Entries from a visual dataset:
========
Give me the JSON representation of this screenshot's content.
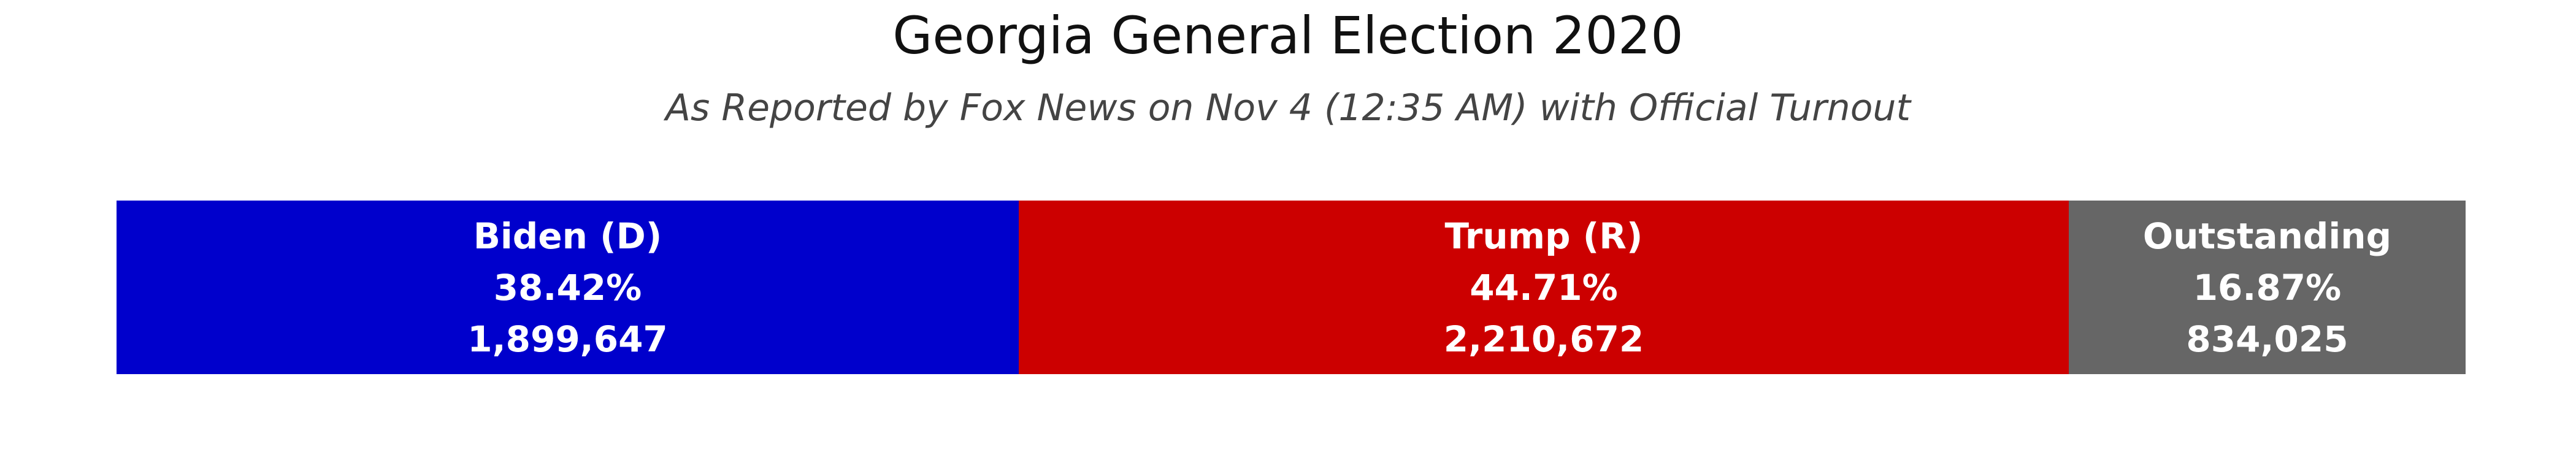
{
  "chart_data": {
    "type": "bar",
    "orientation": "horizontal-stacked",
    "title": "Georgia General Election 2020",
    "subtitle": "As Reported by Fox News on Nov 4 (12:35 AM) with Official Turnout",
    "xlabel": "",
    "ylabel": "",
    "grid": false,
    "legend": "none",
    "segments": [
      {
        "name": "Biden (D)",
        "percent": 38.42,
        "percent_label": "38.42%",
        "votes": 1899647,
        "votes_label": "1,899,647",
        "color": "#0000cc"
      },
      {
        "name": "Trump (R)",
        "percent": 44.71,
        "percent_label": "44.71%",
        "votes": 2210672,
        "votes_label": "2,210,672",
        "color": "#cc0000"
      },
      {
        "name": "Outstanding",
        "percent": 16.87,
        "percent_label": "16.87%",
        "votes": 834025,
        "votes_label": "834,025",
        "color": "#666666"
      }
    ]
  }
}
========
__What you will do__. Without the pictures, print the whole listing exactly as given.

__Exercise answer__.
Give me the JSON representation of this screenshot's content.
{
  "chart_data": {
    "type": "bar",
    "orientation": "horizontal-stacked",
    "title": "Georgia General Election 2020",
    "subtitle": "As Reported by Fox News on Nov 4 (12:35 AM) with Official Turnout",
    "xlabel": "",
    "ylabel": "",
    "grid": false,
    "legend": "none",
    "segments": [
      {
        "name": "Biden (D)",
        "percent": 38.42,
        "percent_label": "38.42%",
        "votes": 1899647,
        "votes_label": "1,899,647",
        "color": "#0000cc"
      },
      {
        "name": "Trump (R)",
        "percent": 44.71,
        "percent_label": "44.71%",
        "votes": 2210672,
        "votes_label": "2,210,672",
        "color": "#cc0000"
      },
      {
        "name": "Outstanding",
        "percent": 16.87,
        "percent_label": "16.87%",
        "votes": 834025,
        "votes_label": "834,025",
        "color": "#666666"
      }
    ]
  }
}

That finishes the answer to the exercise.